> **引用文**:
━━━━━━━━━━━━━━━━━━━━━━━━━━━━━━
▋概要
- 葛飾北斎。江戸時代後期を代表する浮世絵師。
現状体験クエスト以外に記述がないが、本作では北斎の三女にして助手である「お栄/葛飾応為」を主な姿として顕現しており、その在り方はオリオンに近いものとなっている。
- バトルキャラの第1、第2段階では応為本人だが、第3段階の彼女はタコの姿になっていた北斎がその人格を乗り移らせている。違いとしては文章では娘の人格の時は「おれ」、父親の人格の時は「俺」の一人称になる。
二次創作時は気をつけよう。
よく見ると名状しがたき髪飾りに頭をかじられているとと様の抜け殻とおぼしきモノが…
- FGO世界では、後述の経緯によりクトゥルフ神話の邪神の力を得てフォーリナーのサーヴァントとなったとの設定が成されている。
フォーリナーに該当するサーヴァントはアビゲイルに続いて2人目であり、彼女の登場によってフォーリナークラスの方向性や該当条件などが大まかに判明することとなった。
なおフォーリナーになるまでは北斎自身が英霊の座に行くことを拒否していたため、カルデアによるサーヴァント召喚の候補に挙がることはなかった。
- FGO外では『氷室の天地 Fate/school life』2018年2月号(単行本11巻に収録)にて「第3回ぼくの考えた最強偉人募集」に採用された偉人の一人として登場。
あちらでは生涯に30にも及ぶ号を使用した事から、奥義を一度使う度に「勝川春朗」→「葛飾北斎」→「鉄棒ぬらぬら」→「画狂老人卍」と名前・外見・能力が変化するという設定で、作中では身体の中央に「卍」の文字が浮かび禍々しい炎を纏った「画狂老人卍」に変化した時の姿が描かれている。
▋マイルームでの特殊会話
▋デザイン
- 実装された葛飾北斎のキャラデザインには、実在した北斎の絵画に由来すると見られるものが見受けられる。
- 再臨第2段階以降で彼女の周りを舞うのは水しぶきのようにも千鳥のようにも見えるが、これは絵本『富嶽百景』第二編より「海上の不二」の千鳥の再現と思われる。
- 第3段階のセイントグラフで彼女の背景に浮かぶ波模様の水色の穴のようなものは、名所絵『諸国滝廻り』の「木曽路ノ奥 阿弥陀ヶ瀧」から。
- 作品の詳細については「戦闘中に表れる北斎の作品について」内に記す。
- セリフにもさることながら、同じく彼女のデザインのあちこちにはクトゥルフ神話にも通じるモチーフも織り込まれている。
━━━━━━━━━━━━━━━━━━━━━━━━━━━━━━
> **データ欄**:

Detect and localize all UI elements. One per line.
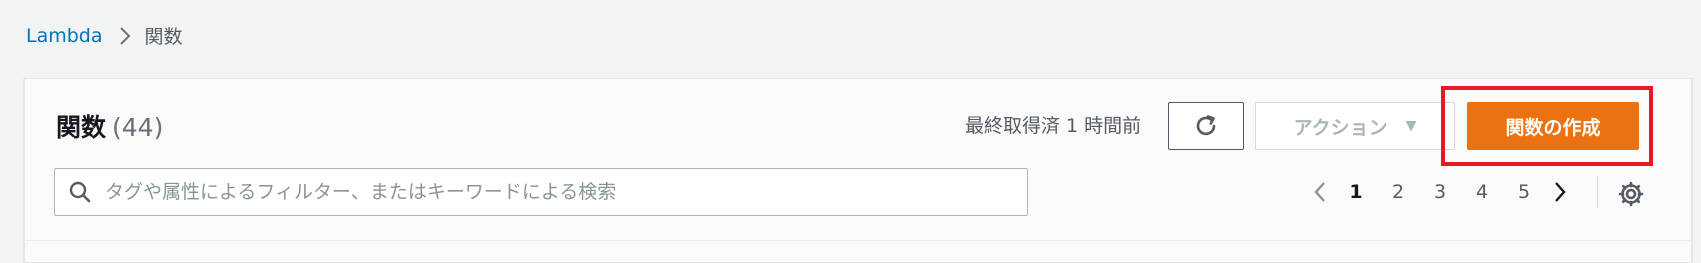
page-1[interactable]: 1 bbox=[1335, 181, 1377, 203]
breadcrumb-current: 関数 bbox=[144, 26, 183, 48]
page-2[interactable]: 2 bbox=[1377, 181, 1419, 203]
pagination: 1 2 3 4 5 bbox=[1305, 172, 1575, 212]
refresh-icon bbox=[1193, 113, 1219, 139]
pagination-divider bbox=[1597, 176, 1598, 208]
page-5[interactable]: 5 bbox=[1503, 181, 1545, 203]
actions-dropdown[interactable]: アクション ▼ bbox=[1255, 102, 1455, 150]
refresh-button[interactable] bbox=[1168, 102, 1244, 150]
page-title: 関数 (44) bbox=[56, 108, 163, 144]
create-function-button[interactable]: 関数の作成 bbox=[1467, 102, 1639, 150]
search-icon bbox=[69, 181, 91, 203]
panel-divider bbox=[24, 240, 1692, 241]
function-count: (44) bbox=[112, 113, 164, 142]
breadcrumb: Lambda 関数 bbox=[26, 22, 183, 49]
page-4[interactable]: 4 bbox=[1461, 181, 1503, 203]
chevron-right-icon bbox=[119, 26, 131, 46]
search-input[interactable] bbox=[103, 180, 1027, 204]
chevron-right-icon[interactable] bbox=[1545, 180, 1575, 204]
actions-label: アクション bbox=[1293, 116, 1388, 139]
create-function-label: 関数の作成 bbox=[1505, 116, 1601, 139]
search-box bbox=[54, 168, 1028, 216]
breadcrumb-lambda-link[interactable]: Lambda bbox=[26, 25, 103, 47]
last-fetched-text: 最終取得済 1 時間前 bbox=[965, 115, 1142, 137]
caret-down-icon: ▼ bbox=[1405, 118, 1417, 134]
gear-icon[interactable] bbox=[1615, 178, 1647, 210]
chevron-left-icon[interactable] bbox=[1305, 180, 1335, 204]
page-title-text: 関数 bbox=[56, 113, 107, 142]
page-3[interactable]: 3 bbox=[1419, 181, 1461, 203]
━━━━━━━━━━━━━━━━━━━━━━━━━━━━━━
> **作業内容**:
**A.** 引用文によると、フォーリナーに該当するサーヴァントとして北斎は何人目ですか？
**B.** 引用文の「なおフォーリナーになるまでは」から「化した時の姿が描かれている。」までの箇所を、「カルデア」を「人理保障機関カルデア」に差し替えて書き直してください。
引用文だけを根拠にしてください。

> **回答**:
**A.** アビゲイルに続いて2人目です。

**B.**
なおフォーリナーになるまでは北斎自身が英霊の座に行くことを拒否していたため、人理保障機関カルデアによるサーヴァント召喚の候補に挙がることはなかった。
- FGO外では『氷室の天地 Fate/school life』2018年2月号(単行本11巻に収録)にて「第3回ぼくの考えた最強偉人募集」に採用された偉人の一人として登場。
あちらでは生涯に30にも及ぶ号を使用した事から、奥義を一度使う度に「勝川春朗」→「葛飾北斎」→「鉄棒ぬらぬら」→「画狂老人卍」と名前・外見・能力が変化するという設定で、作中では身体の中央に「卍」の文字が浮かび禍々しい炎を纏った「画狂老人卍」に変化した時の姿が描かれている。